- _WHAT TO WORK ON_: Print every record below exactly as written.

-------- ENTRIES PROVIDED

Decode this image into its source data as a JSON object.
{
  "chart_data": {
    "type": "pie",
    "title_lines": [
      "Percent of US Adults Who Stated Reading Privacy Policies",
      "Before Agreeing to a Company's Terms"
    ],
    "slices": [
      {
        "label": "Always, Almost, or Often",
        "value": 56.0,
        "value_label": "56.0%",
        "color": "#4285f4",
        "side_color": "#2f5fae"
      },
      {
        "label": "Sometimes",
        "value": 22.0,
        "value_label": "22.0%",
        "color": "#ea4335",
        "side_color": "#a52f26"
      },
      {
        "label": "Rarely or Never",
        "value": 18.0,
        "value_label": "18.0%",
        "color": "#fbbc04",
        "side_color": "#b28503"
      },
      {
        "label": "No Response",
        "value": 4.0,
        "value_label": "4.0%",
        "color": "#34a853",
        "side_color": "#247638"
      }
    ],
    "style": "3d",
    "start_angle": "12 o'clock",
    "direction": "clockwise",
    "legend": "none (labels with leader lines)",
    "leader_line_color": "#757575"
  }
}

----------------

- _COMPLETE OUTPUT_:
Decode this image into its source data as a JSON object.
{
  "chart_data": {
    "type": "pie",
    "title_lines": [
      "Percent of US Adults Who Stated Reading Privacy Policies",
      "Before Agreeing to a Company's Terms"
    ],
    "slices": [
      {
        "label": "Always, Almost, or Often",
        "value": 56.0,
        "value_label": "56.0%",
        "color": "#4285f4",
        "side_color": "#2f5fae"
      },
      {
        "label": "Sometimes",
        "value": 22.0,
        "value_label": "22.0%",
        "color": "#ea4335",
        "side_color": "#a52f26"
      },
      {
        "label": "Rarely or Never",
        "value": 18.0,
        "value_label": "18.0%",
        "color": "#fbbc04",
        "side_color": "#b28503"
      },
      {
        "label": "No Response",
        "value": 4.0,
        "value_label": "4.0%",
        "color": "#34a853",
        "side_color": "#247638"
      }
    ],
    "style": "3d",
    "start_angle": "12 o'clock",
    "direction": "clockwise",
    "legend": "none (labels with leader lines)",
    "leader_line_color": "#757575"
  }
}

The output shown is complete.